__Stated exercise__: From the entries below, list each line with "values".

__Records shown__:
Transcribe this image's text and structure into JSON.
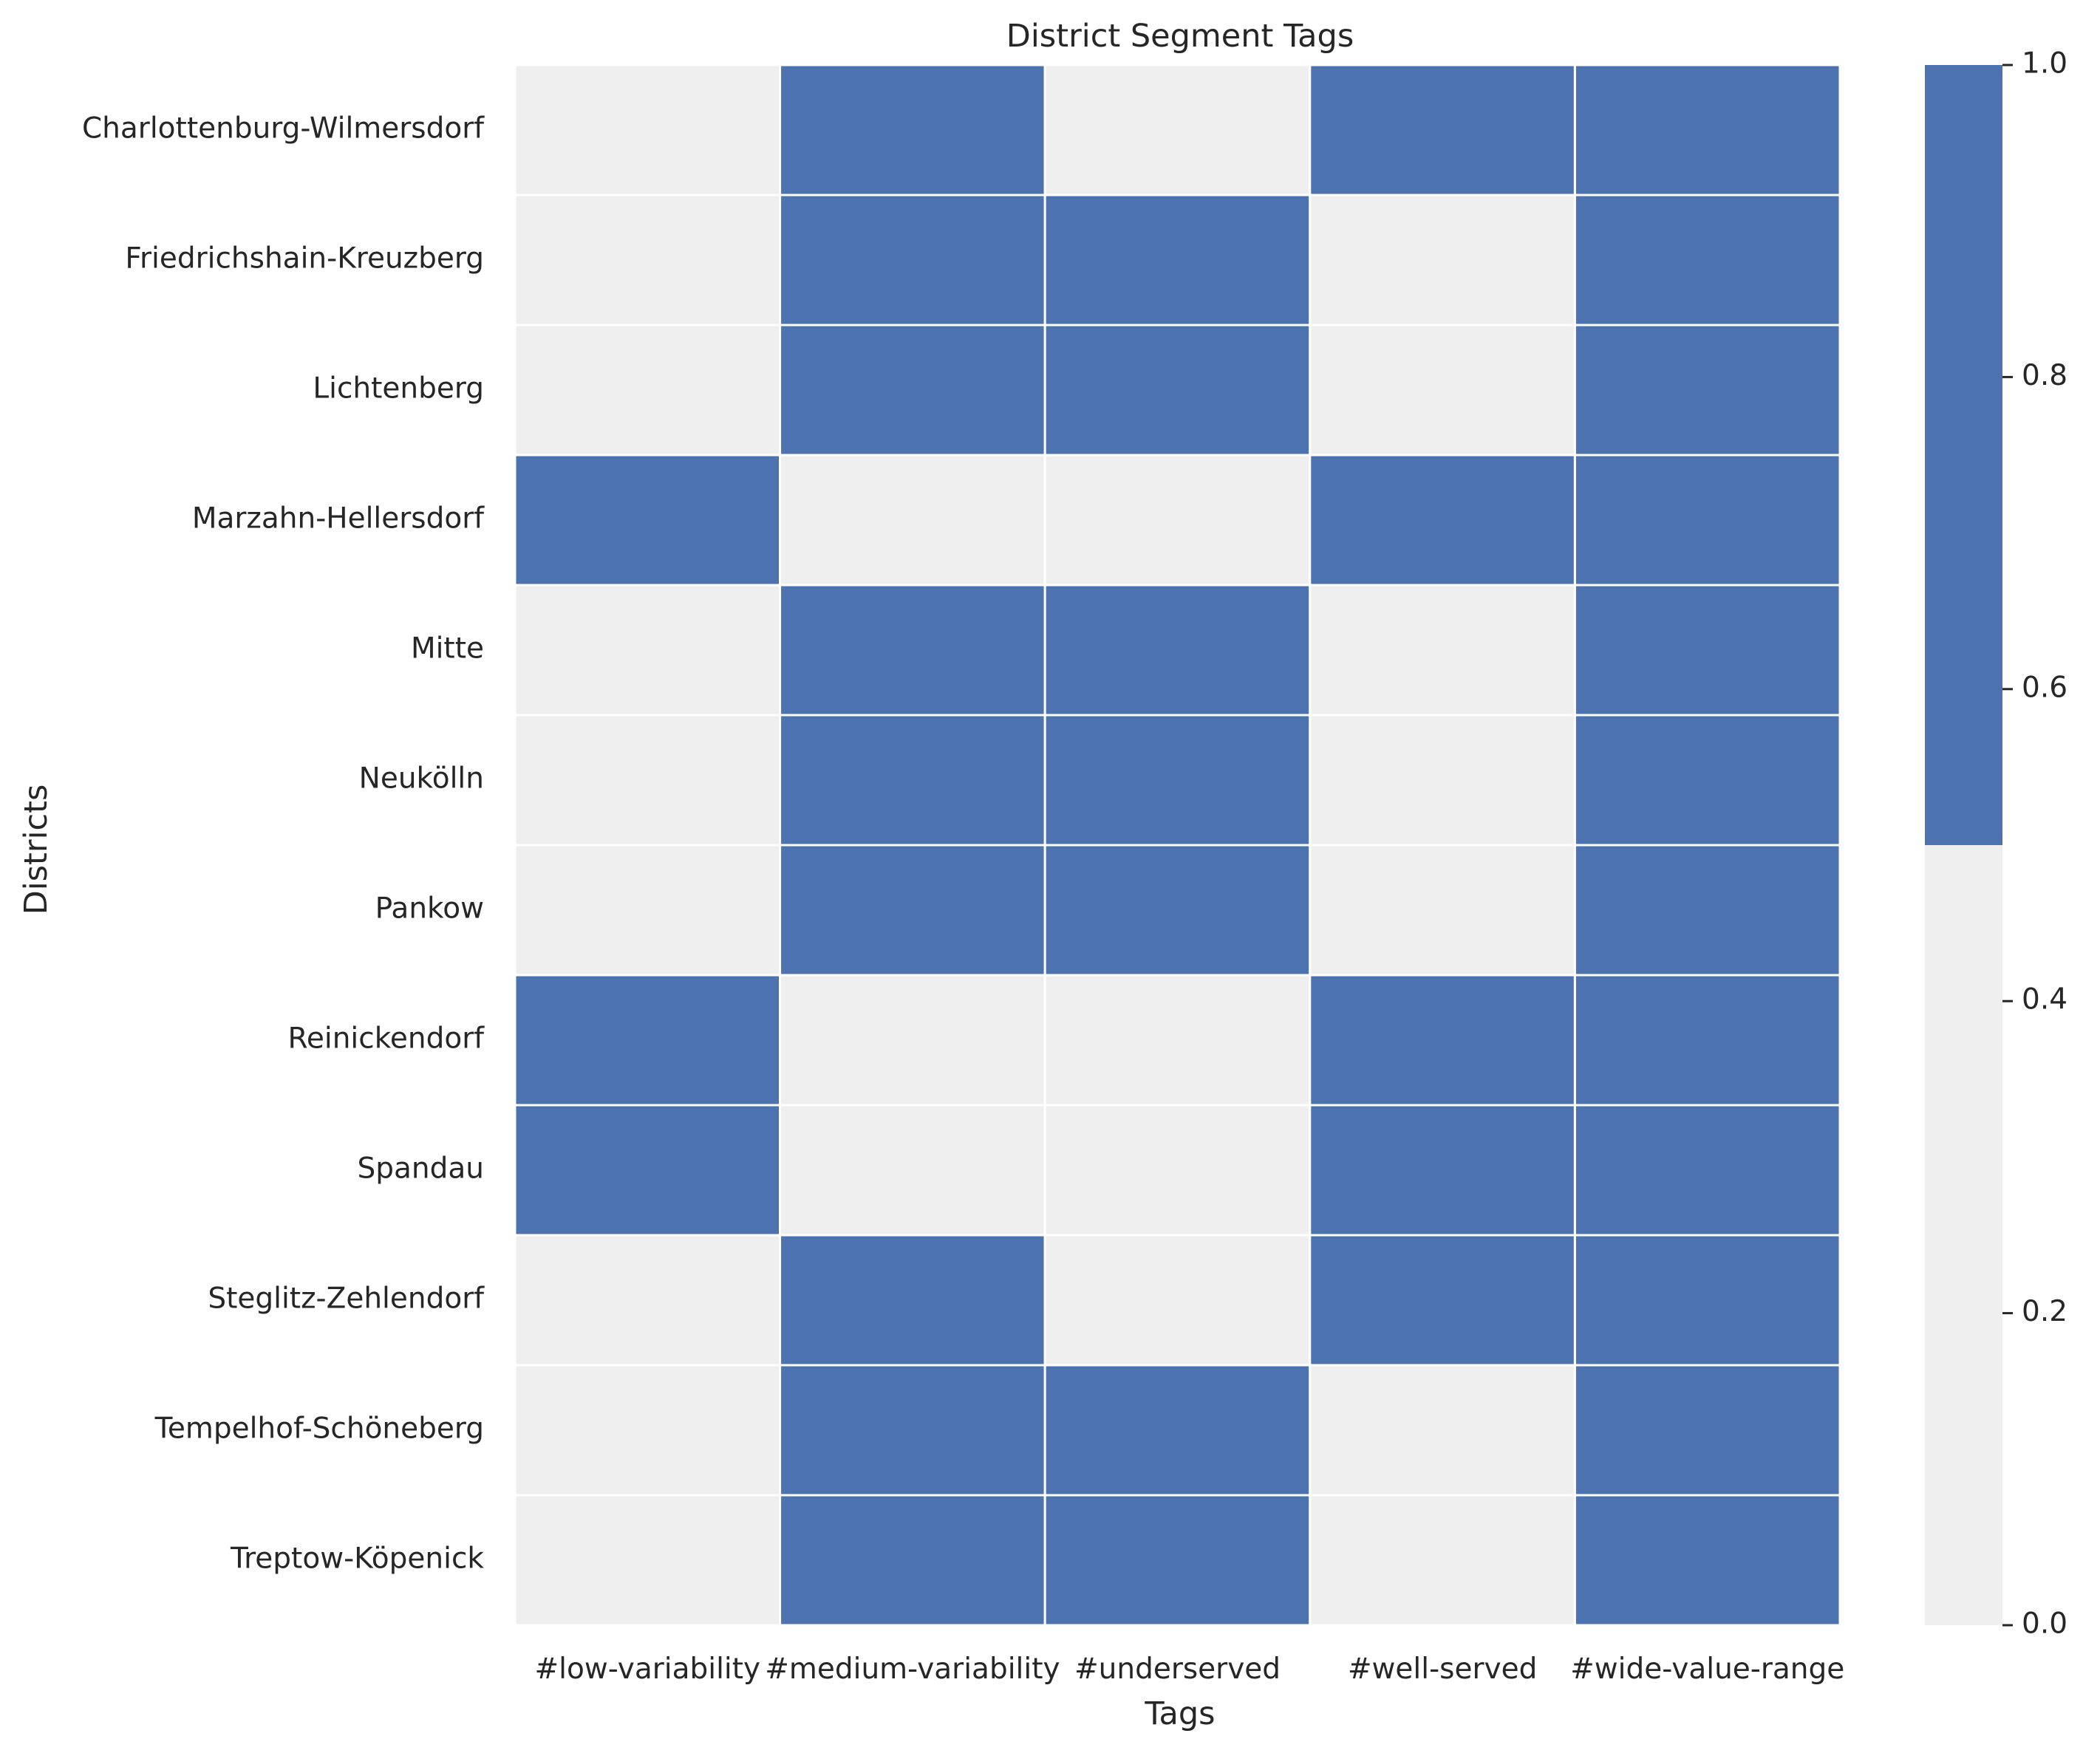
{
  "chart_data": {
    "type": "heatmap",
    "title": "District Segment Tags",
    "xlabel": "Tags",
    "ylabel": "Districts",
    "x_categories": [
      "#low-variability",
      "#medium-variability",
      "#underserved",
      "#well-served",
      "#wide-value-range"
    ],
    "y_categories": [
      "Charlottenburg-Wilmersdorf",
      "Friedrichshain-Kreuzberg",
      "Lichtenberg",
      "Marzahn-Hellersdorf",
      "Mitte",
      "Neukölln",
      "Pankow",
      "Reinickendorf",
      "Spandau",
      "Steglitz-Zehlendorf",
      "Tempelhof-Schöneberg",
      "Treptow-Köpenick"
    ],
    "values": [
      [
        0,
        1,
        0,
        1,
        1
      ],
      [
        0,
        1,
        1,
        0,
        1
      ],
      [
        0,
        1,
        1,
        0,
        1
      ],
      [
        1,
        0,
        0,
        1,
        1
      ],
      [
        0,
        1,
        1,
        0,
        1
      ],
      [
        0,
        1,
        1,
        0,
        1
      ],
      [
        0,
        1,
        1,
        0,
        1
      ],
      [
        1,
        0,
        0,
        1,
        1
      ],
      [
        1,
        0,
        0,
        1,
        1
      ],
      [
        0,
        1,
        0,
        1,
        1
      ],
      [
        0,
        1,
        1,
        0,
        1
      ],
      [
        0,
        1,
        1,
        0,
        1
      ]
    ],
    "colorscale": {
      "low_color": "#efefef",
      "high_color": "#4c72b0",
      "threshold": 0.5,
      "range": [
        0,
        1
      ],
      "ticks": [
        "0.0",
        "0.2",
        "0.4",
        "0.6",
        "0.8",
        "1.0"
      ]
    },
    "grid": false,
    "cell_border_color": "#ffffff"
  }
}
---
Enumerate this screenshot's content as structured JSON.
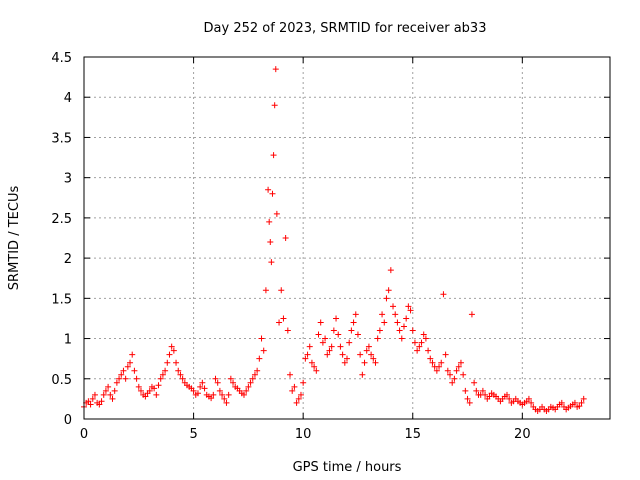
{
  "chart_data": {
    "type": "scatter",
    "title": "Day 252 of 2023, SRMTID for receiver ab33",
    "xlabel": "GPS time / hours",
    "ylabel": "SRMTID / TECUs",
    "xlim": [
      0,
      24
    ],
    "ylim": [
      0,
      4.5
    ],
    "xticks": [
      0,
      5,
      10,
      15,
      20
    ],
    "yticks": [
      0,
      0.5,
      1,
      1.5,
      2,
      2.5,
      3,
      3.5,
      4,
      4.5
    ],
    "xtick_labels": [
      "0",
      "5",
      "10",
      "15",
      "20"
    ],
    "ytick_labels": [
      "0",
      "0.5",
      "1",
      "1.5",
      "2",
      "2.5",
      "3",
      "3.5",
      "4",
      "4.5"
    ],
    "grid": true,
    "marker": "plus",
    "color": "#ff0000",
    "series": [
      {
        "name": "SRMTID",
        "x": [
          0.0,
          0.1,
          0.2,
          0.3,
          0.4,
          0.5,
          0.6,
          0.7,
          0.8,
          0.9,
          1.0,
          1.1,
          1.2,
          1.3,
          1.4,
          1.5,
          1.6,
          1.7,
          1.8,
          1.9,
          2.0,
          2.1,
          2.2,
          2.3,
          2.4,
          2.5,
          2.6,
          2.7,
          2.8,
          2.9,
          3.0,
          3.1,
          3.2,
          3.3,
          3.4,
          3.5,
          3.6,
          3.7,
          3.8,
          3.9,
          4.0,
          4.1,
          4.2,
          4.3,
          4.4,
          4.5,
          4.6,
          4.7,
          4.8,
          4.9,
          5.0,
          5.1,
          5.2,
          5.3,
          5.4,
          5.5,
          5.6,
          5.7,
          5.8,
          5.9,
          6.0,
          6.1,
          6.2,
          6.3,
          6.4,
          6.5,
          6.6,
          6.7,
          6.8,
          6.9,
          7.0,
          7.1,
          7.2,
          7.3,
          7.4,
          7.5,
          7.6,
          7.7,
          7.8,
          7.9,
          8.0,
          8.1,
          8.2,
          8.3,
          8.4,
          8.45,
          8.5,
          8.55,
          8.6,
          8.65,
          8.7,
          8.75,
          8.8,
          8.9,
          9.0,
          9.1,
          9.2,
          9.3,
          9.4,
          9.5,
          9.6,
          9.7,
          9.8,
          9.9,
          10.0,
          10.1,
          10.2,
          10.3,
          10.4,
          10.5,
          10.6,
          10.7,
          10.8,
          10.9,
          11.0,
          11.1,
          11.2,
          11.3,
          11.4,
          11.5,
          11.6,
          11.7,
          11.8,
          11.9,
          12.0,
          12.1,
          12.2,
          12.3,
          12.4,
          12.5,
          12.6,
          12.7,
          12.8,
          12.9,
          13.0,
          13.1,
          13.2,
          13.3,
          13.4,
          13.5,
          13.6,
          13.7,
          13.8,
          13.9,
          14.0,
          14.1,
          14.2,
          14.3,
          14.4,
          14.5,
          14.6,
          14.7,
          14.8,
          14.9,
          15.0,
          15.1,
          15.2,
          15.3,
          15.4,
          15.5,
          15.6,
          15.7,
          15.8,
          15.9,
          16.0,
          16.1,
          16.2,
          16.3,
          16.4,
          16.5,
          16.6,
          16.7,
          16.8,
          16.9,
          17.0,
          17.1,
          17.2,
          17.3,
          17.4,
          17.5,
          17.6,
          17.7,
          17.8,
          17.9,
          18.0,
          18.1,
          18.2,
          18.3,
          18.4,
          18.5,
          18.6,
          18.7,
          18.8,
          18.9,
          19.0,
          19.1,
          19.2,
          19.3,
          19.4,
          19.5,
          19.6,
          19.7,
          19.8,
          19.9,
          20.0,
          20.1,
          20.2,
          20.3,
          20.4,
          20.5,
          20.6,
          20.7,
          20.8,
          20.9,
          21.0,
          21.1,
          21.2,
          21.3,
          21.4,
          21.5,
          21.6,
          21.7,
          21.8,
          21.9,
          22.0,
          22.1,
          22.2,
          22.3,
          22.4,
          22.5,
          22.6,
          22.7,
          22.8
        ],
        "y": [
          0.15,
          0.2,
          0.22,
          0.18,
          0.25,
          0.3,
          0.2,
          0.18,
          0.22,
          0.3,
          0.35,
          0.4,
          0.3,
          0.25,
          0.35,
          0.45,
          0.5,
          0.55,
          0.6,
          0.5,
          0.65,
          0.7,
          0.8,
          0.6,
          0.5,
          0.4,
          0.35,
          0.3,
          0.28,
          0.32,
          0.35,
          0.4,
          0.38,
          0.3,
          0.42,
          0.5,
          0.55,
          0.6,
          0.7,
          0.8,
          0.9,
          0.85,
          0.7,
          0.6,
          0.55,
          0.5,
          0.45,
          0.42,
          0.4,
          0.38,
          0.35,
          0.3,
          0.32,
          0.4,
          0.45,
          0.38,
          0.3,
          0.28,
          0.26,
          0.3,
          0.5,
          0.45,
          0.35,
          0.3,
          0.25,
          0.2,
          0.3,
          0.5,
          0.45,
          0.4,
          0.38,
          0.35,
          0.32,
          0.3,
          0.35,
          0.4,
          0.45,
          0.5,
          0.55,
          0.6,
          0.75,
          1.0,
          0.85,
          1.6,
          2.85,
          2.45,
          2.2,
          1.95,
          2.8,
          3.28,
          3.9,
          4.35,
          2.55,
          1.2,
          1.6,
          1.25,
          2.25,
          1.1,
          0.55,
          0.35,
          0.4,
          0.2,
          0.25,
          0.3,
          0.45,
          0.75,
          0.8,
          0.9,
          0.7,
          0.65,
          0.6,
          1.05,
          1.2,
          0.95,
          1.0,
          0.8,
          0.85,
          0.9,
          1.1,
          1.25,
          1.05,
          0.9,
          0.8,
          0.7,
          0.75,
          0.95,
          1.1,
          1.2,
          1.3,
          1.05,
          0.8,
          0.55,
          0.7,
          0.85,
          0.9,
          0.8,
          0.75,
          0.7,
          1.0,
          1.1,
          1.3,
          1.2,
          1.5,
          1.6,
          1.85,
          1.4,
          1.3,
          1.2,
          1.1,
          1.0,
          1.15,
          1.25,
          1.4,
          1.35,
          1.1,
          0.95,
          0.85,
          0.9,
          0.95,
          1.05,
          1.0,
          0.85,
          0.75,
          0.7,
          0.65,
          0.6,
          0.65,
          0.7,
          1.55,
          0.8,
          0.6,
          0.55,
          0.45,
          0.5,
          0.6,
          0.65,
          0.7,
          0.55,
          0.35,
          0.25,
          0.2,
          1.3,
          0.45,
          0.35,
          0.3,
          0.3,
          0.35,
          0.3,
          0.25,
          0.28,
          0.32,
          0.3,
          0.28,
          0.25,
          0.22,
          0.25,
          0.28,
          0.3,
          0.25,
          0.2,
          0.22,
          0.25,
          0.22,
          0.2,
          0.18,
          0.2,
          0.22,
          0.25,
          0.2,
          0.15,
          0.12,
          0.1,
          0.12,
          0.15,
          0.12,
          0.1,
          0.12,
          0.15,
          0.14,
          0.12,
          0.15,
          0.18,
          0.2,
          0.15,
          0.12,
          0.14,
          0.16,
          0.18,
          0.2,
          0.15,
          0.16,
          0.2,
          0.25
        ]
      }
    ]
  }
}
---
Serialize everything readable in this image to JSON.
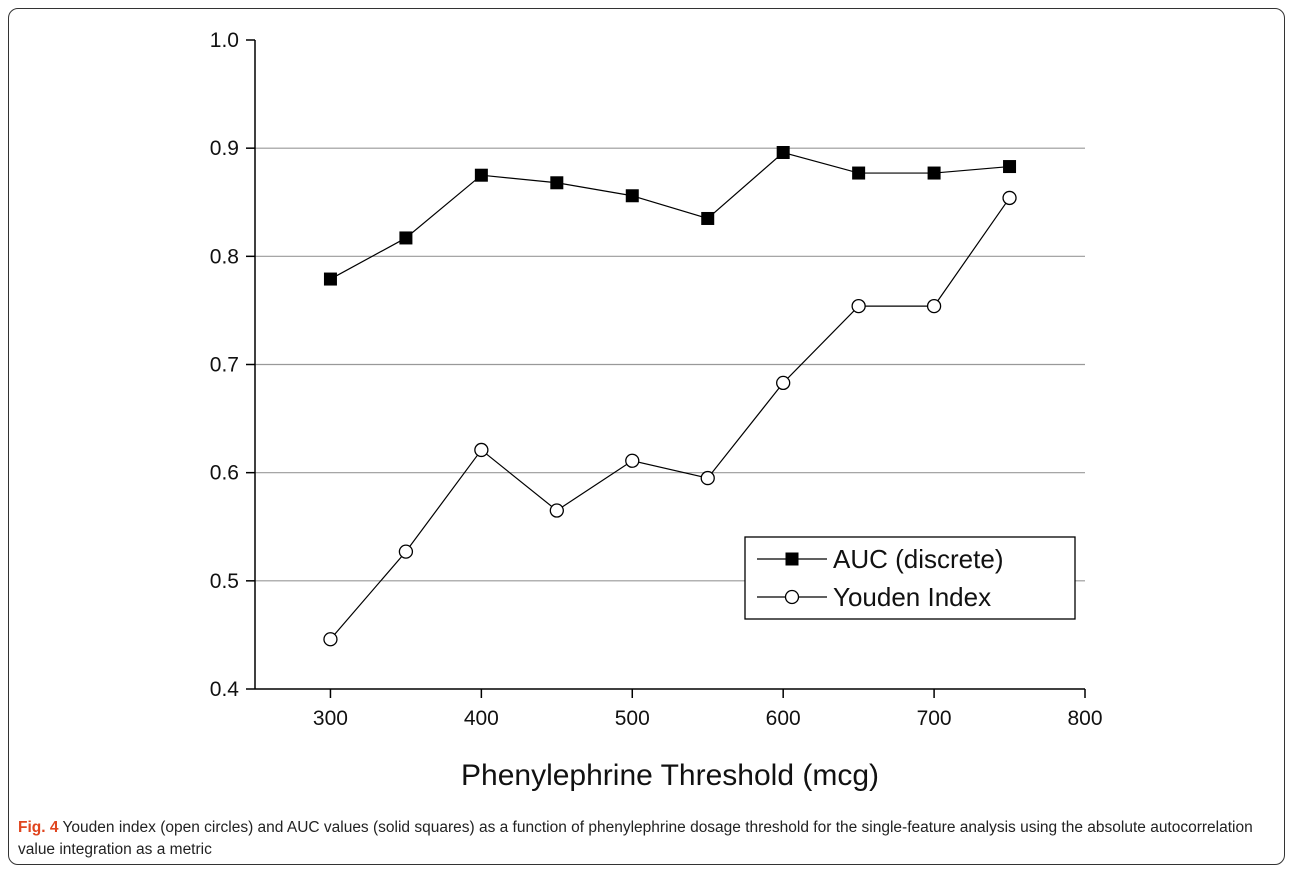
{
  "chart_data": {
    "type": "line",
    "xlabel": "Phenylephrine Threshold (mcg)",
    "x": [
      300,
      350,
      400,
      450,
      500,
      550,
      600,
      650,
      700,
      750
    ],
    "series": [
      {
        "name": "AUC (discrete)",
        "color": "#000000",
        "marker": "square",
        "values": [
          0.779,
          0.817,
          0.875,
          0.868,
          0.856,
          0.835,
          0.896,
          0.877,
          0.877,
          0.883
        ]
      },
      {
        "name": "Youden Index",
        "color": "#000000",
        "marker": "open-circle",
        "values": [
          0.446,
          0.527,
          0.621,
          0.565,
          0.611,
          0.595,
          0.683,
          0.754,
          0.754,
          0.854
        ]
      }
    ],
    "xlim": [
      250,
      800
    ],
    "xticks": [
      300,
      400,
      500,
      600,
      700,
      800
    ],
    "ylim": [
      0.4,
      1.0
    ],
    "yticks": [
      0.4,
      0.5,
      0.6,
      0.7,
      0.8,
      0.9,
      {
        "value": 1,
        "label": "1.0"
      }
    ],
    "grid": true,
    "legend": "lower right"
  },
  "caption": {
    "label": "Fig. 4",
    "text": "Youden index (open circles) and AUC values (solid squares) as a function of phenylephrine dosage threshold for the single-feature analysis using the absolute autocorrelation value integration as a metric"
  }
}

__Response__:
    "values": [
        "values": [
        "values": [
    "text": "Youden index (open circles) and AUC values (solid squares) as a function of phenylephrine dosage threshold for the single-feature analysis using the absolute autocorrelation value integration as a metric"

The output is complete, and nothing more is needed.